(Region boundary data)
== == ==
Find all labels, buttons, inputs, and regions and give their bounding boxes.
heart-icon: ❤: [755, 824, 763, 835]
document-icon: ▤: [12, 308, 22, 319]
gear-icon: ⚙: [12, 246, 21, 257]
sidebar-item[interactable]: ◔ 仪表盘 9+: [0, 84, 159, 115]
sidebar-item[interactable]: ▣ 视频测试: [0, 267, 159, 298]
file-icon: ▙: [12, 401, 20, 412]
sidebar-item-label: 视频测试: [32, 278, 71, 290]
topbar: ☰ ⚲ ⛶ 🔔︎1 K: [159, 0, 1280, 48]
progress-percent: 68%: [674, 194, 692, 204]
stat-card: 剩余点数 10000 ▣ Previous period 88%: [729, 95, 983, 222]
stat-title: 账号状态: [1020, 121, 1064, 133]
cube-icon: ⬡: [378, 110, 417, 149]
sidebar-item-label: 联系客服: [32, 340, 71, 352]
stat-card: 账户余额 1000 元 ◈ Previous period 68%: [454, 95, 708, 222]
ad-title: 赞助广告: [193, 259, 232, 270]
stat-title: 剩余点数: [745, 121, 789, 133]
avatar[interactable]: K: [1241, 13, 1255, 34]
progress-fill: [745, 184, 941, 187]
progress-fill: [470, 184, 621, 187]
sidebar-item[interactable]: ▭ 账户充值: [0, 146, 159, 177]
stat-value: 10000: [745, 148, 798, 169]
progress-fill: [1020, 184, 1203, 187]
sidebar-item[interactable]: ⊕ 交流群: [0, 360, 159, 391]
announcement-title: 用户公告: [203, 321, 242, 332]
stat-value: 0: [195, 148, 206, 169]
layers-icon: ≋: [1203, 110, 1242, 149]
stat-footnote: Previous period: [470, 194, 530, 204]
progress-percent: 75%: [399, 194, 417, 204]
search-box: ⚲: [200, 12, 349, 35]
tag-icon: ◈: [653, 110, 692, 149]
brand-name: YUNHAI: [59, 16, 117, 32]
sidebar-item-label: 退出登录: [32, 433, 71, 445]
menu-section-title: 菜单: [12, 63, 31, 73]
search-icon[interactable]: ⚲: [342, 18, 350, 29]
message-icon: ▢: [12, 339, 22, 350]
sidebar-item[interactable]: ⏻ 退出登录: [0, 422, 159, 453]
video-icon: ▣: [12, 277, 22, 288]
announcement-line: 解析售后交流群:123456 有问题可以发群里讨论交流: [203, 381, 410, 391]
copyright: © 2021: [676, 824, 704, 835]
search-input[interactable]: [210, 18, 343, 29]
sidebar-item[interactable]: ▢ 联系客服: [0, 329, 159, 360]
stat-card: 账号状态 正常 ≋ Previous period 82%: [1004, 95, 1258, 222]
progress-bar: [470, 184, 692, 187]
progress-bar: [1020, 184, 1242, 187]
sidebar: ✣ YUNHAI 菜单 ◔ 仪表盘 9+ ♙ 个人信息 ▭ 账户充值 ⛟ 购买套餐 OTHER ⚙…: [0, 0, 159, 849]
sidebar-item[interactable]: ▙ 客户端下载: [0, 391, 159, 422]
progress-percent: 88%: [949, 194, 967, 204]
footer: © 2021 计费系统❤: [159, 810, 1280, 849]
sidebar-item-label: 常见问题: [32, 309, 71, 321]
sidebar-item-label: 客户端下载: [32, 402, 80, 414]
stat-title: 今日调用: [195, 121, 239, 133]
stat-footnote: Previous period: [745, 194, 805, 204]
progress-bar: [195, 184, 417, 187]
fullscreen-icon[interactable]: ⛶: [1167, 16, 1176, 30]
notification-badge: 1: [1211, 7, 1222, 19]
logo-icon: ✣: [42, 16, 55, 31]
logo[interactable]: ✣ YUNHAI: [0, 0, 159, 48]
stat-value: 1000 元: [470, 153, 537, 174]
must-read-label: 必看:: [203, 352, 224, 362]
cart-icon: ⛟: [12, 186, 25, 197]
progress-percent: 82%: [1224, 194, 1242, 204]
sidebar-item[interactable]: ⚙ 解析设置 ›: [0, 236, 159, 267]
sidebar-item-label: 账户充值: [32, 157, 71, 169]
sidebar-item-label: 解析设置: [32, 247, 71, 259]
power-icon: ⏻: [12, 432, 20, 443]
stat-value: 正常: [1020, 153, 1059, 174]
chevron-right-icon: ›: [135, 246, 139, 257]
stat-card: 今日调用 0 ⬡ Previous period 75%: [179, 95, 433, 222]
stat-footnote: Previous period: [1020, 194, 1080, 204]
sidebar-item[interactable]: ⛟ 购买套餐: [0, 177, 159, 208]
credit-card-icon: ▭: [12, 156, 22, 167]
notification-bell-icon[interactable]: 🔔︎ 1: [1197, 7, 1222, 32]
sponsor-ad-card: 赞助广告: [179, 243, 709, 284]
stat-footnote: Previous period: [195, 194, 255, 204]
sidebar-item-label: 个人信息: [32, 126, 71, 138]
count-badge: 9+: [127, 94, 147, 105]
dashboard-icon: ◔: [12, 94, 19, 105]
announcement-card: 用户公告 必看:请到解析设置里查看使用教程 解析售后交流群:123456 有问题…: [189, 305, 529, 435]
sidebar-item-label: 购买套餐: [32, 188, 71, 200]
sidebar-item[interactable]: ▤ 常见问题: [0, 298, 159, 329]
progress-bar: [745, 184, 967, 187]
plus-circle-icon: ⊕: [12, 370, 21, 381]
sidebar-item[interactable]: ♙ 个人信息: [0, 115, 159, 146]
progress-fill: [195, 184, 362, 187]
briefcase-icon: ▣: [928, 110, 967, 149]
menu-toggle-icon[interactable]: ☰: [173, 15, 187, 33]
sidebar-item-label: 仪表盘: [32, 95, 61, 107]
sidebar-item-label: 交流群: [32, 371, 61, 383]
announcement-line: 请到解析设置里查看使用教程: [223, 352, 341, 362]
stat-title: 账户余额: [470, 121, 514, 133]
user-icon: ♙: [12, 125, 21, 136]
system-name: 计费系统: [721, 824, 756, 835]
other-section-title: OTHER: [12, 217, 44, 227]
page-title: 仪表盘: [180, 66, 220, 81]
== == ==
- _JOB_
Copy verbatim the rows above, from the first line through the line containing "sidebar-item[interactable]: ▭ 账户充值: [0, 146, 159, 177]", including both of those lines.

- _FINAL RESULT_
Find all labels, buttons, inputs, and regions and give their bounding boxes.
heart-icon: ❤: [755, 824, 763, 835]
document-icon: ▤: [12, 308, 22, 319]
gear-icon: ⚙: [12, 246, 21, 257]
sidebar-item[interactable]: ◔ 仪表盘 9+: [0, 84, 159, 115]
sidebar-item[interactable]: ▣ 视频测试: [0, 267, 159, 298]
file-icon: ▙: [12, 401, 20, 412]
sidebar-item-label: 视频测试: [32, 278, 71, 290]
topbar: ☰ ⚲ ⛶ 🔔︎1 K: [159, 0, 1280, 48]
progress-percent: 68%: [674, 194, 692, 204]
stat-card: 剩余点数 10000 ▣ Previous period 88%: [729, 95, 983, 222]
stat-title: 账号状态: [1020, 121, 1064, 133]
cube-icon: ⬡: [378, 110, 417, 149]
sidebar-item-label: 联系客服: [32, 340, 71, 352]
stat-card: 账户余额 1000 元 ◈ Previous period 68%: [454, 95, 708, 222]
ad-title: 赞助广告: [193, 259, 232, 270]
stat-title: 剩余点数: [745, 121, 789, 133]
avatar[interactable]: K: [1241, 13, 1255, 34]
progress-fill: [745, 184, 941, 187]
progress-fill: [470, 184, 621, 187]
sidebar-item[interactable]: ▭ 账户充值: [0, 146, 159, 177]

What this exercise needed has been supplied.